TEXT BLOCK:
+ + + +

Kerr met her husband, Walter, when she was still in college and he was an assistant professor at a different university. They were married in 1943, and in 1946 they wrote The Song of Bernadette, a drama that closed after only two performances. Their later collaborations were more successful, including a revue called Touch and Go and Goldilocks, a musical.

Kerr’s most popular play was 1959’s Mary, Mary, a comedy about a divorced couple discovering that they still loved each other. One of the longest-running productions of the 1960s, it was also made into a movie starring Debbie Reynolds. Her last play was Lunch Hour (1980), and starred Sam Waterston and a post-Saturday Night Live Gilda Radner.

In 1957, her collection of humorous essays, Please Don’t Eat the Daisies, became a best seller. The book was eventually adapted into a movie (starring Doris Day and David Niven) as well as a sitcom that ran on NBC from 1965-1967.

More of Kerr’s essays became the books Penny Candy and The Snake Has All the Lines. In 1979, How I Got to Be Perfect pulled together many of the essays from the previous books.

+ + + +

DATA PROVIDED:
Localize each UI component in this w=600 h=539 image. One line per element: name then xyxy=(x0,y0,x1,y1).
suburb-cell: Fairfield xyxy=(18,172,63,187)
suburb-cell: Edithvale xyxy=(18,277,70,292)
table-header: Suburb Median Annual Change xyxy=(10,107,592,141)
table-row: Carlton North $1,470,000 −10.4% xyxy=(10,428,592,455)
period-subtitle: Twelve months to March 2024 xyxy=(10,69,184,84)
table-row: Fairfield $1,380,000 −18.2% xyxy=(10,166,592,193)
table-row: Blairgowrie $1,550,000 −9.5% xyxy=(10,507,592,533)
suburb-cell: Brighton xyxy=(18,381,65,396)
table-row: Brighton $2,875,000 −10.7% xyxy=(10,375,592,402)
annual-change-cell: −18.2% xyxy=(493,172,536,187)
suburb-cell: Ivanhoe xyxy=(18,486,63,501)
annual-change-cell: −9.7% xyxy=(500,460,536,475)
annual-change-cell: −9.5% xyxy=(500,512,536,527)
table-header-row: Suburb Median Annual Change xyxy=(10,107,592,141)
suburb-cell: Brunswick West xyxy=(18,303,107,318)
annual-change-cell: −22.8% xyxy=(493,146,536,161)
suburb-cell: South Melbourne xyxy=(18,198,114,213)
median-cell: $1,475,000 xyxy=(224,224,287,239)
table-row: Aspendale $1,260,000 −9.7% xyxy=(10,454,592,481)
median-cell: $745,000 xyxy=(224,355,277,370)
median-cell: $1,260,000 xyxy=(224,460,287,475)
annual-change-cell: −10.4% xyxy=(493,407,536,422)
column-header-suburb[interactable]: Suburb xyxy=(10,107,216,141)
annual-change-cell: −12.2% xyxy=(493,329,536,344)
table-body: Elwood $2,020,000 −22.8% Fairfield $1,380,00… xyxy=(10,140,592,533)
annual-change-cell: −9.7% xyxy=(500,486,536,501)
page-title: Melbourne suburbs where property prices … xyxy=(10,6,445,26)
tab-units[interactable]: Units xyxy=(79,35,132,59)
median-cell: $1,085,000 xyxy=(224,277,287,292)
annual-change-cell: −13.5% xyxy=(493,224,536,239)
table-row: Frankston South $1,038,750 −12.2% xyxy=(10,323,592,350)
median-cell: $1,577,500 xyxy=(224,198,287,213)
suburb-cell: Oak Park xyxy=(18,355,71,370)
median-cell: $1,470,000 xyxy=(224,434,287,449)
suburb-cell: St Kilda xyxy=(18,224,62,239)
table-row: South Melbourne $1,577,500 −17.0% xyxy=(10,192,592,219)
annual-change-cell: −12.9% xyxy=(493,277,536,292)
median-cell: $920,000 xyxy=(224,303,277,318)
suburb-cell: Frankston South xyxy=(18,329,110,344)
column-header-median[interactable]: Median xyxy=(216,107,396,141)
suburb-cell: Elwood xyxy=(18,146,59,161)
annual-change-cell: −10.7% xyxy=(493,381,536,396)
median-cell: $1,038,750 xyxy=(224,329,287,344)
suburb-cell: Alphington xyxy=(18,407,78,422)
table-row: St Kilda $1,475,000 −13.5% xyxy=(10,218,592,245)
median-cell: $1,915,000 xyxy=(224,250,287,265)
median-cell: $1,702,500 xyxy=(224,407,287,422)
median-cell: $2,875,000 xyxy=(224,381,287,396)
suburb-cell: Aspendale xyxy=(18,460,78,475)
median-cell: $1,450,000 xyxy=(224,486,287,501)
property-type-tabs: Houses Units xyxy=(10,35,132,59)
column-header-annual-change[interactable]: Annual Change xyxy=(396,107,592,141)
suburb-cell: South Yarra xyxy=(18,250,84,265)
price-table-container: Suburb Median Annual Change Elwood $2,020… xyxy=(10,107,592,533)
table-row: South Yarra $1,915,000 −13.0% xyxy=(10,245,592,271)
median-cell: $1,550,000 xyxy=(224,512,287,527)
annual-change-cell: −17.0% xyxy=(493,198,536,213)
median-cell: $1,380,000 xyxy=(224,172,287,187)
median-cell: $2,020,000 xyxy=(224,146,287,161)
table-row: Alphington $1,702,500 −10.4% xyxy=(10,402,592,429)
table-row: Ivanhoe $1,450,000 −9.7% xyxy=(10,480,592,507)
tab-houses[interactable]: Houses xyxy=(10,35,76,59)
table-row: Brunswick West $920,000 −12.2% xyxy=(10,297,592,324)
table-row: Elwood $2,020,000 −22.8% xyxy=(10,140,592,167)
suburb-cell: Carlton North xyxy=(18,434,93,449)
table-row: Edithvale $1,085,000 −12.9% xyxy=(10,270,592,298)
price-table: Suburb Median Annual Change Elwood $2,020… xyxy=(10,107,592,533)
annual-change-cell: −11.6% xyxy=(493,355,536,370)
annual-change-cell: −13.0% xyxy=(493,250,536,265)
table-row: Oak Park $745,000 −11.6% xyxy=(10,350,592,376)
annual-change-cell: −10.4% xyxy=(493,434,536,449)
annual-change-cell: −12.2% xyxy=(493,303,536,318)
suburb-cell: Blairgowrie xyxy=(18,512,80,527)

+ + + +

REQUIREMENTS:
#1 In the text on Kerr's writing career, retype everything from "Kerr’s most popular" down to "Live Gilda Radner.".
#2 Condense the paragraph of the text on Kerr's writing career that begins "Kerr's most popular play" into a short bulleted list that keeps its main facts.

SOLUTIONS TO THE PROBLEMS:
#1
Kerr’s most popular play was 1959’s Mary, Mary, a comedy about a divorced couple discovering that they still loved each other. One of the longest-running productions of the 1960s, it was also made into a movie starring Debbie Reynolds. Her last play was Lunch Hour (1980), and starred Sam Waterston and a post-Saturday Night Live Gilda Radner.

#2
- Most popular play: Mary, Mary (1959), a comedy about a divorced couple who discover they still love each other
- Among the longest-running productions of the 1960s; adapted into a movie starring Debbie Reynolds
- Last play: Lunch Hour (1980), starring Sam Waterston and Gilda Radner after her time on Saturday Night Live